*Dataset*:
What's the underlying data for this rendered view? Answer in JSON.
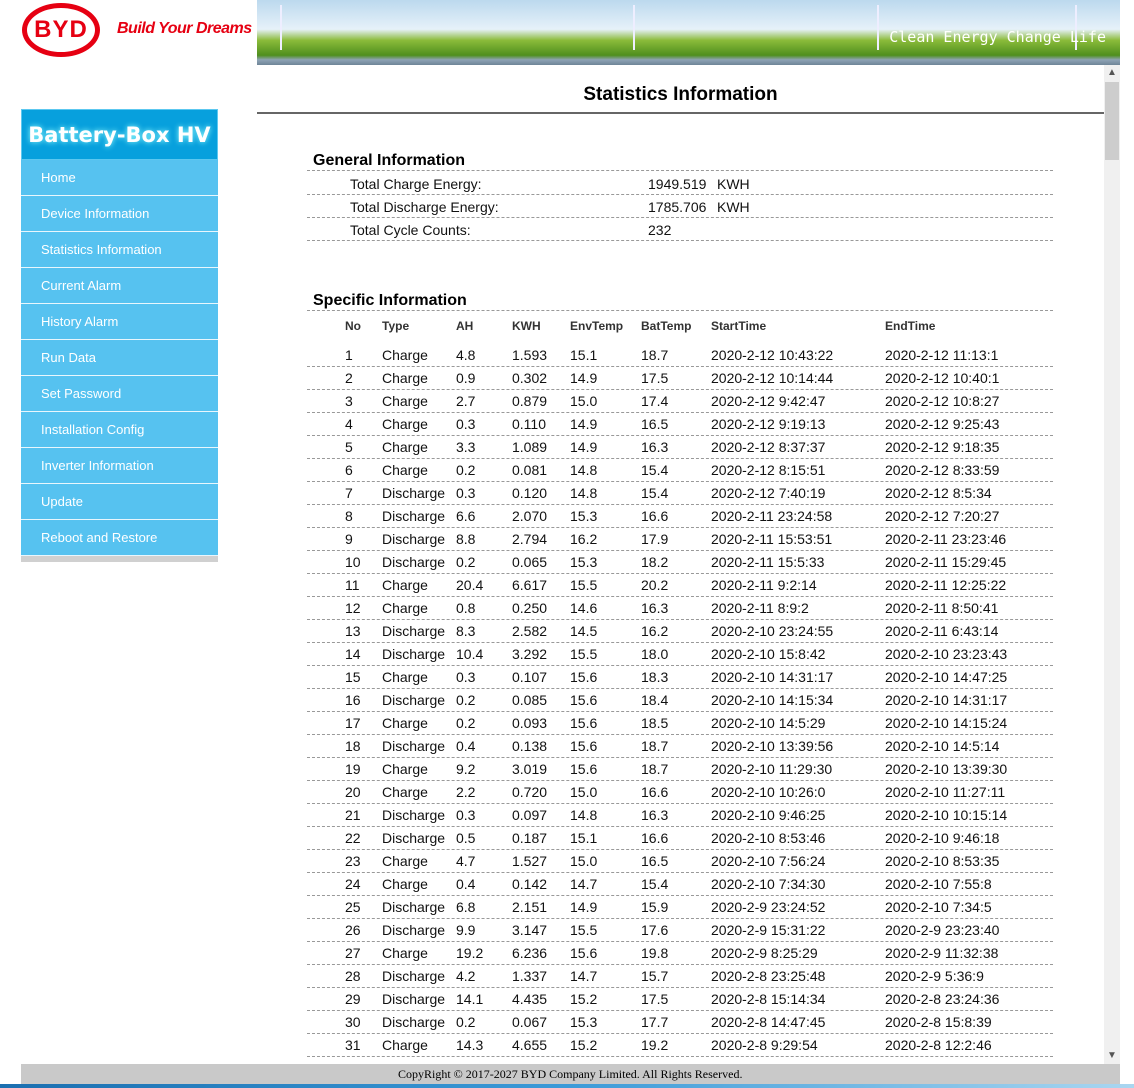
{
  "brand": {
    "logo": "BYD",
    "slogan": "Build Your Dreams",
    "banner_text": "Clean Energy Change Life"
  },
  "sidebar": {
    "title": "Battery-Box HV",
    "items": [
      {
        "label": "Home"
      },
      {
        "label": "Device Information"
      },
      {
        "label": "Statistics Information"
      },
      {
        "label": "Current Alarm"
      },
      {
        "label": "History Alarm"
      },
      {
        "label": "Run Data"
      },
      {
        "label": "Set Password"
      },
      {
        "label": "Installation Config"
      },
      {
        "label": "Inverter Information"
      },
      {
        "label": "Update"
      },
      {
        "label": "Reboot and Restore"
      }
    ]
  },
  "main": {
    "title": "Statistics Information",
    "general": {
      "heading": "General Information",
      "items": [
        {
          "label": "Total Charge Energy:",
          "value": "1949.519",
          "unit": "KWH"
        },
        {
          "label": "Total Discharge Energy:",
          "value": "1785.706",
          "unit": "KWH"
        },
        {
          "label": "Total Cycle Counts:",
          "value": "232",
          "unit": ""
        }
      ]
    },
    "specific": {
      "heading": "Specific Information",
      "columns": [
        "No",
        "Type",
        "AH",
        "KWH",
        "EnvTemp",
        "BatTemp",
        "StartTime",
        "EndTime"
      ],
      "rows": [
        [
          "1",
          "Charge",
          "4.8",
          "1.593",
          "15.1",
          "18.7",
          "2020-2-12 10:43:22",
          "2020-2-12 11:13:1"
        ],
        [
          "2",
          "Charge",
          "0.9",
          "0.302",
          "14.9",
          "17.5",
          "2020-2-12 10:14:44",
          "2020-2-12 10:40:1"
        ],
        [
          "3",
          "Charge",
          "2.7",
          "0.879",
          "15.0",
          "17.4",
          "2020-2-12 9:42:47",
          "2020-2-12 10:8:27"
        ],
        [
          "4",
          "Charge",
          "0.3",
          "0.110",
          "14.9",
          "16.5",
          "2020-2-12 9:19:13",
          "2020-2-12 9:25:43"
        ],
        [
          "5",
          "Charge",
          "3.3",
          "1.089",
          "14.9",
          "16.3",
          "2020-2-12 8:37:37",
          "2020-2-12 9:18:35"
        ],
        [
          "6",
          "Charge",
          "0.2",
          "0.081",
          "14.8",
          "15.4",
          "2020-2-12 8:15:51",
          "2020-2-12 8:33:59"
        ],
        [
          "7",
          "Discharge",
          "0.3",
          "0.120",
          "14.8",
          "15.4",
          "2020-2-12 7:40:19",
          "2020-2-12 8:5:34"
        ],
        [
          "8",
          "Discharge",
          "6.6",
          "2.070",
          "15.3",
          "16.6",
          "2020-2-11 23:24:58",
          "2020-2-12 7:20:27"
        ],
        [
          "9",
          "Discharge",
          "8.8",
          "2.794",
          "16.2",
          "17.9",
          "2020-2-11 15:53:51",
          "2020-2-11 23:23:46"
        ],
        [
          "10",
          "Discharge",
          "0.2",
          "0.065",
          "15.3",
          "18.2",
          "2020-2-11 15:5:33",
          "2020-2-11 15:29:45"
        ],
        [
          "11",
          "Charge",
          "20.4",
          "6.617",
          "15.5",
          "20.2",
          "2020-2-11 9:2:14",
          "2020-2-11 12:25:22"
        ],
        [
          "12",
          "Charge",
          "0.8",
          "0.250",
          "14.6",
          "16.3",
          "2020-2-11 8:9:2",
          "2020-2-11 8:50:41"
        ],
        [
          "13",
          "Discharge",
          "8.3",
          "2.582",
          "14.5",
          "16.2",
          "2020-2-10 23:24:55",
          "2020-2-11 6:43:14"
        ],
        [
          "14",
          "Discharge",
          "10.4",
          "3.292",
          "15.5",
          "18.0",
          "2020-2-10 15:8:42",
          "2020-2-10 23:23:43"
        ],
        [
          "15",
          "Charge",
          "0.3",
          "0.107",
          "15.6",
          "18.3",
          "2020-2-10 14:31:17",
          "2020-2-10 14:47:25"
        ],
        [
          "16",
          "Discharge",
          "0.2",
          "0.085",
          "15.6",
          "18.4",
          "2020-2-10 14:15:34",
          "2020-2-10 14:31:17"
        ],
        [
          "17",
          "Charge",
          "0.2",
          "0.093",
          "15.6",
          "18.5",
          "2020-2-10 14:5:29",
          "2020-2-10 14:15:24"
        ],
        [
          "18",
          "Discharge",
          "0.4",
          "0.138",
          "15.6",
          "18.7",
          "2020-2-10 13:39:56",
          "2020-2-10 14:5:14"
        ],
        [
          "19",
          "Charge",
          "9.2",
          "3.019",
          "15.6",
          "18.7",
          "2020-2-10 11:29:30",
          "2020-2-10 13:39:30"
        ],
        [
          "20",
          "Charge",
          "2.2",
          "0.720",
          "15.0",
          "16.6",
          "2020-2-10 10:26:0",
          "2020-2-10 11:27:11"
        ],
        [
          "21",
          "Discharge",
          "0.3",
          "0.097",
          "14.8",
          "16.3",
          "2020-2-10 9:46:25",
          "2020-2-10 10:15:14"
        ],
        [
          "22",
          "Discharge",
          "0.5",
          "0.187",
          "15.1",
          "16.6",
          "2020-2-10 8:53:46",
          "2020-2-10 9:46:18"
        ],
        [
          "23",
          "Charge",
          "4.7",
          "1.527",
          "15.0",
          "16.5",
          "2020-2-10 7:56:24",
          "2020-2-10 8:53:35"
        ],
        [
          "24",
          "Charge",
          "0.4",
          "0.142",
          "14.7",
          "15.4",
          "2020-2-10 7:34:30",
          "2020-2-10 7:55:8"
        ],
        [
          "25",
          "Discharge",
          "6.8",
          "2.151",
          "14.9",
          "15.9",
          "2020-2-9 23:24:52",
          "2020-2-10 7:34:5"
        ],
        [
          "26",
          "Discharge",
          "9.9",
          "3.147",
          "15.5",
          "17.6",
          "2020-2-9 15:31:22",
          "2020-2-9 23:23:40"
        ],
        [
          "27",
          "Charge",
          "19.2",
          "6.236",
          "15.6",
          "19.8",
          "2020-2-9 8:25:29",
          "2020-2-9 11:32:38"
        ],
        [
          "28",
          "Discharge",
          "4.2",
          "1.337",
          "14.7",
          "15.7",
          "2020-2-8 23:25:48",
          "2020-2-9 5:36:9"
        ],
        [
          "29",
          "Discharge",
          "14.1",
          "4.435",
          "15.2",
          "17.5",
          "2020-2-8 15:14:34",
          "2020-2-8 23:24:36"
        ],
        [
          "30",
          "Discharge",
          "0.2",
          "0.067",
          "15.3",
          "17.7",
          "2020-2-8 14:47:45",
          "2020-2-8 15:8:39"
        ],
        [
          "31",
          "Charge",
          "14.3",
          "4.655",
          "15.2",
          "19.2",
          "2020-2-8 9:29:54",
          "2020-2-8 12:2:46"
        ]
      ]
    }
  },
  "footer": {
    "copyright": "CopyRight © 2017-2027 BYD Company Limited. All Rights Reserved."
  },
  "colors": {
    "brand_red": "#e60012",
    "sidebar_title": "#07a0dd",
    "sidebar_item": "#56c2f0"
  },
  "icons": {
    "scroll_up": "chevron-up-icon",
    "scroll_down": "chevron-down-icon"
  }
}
--
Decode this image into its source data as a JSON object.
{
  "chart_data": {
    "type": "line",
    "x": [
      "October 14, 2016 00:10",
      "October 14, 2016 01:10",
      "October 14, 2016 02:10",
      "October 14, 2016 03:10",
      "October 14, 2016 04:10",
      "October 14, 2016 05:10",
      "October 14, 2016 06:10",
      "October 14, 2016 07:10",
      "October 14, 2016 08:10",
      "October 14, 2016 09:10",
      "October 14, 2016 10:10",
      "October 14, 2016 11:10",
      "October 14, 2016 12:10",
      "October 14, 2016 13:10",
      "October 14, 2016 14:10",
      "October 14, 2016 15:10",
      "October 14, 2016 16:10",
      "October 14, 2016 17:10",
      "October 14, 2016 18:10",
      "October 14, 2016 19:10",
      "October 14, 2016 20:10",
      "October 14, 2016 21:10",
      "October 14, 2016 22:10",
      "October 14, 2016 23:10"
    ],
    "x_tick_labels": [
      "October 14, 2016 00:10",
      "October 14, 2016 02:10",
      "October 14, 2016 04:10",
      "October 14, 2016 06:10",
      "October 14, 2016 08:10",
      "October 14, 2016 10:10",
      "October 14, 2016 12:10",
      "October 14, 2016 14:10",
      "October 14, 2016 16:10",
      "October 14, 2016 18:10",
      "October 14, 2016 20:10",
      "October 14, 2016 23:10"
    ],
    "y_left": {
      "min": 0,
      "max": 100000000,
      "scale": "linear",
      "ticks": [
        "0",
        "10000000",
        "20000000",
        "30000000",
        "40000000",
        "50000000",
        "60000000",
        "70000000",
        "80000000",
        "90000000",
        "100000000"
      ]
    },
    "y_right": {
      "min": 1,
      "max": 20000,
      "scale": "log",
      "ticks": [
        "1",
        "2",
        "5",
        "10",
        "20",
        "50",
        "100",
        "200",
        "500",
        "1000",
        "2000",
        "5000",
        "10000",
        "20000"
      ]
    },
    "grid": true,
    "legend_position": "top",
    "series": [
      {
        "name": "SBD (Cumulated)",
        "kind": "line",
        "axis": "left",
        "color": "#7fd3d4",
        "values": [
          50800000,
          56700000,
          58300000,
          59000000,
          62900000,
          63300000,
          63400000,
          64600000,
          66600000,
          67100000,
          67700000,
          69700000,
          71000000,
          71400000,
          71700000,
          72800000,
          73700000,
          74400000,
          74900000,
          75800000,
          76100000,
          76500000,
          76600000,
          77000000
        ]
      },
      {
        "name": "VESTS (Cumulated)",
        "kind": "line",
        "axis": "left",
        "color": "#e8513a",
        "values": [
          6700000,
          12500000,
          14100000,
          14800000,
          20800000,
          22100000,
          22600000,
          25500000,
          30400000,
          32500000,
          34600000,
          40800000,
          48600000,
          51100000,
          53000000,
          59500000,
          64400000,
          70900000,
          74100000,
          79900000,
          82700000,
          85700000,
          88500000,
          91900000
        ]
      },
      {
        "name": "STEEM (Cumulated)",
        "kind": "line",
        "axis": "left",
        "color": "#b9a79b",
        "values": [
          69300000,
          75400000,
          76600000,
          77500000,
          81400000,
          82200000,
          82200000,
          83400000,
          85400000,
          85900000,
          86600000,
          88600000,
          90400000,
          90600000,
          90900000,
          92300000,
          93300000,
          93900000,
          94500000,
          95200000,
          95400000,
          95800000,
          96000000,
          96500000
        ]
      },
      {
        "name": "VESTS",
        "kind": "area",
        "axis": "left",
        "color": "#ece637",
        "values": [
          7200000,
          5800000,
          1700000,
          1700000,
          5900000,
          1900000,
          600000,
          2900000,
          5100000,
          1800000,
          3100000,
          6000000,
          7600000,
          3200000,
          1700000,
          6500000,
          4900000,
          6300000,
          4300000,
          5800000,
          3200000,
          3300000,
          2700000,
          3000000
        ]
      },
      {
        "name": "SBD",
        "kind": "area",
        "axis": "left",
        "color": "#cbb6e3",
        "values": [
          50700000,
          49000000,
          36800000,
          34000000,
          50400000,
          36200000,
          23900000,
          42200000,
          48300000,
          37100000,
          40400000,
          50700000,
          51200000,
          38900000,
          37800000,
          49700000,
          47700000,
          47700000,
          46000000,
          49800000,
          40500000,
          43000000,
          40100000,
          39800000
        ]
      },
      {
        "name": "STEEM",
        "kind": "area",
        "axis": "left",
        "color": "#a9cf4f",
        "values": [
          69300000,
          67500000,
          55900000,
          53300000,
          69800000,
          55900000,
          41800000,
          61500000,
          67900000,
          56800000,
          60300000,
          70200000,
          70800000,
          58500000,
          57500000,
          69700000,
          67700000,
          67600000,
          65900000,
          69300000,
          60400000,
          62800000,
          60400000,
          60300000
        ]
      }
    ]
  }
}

*Exercise instructions*: Find all the lines containing "Alarm" in the material, then copy them.

*Response*:
        "label": "Current Alarm"
        "label": "History Alarm"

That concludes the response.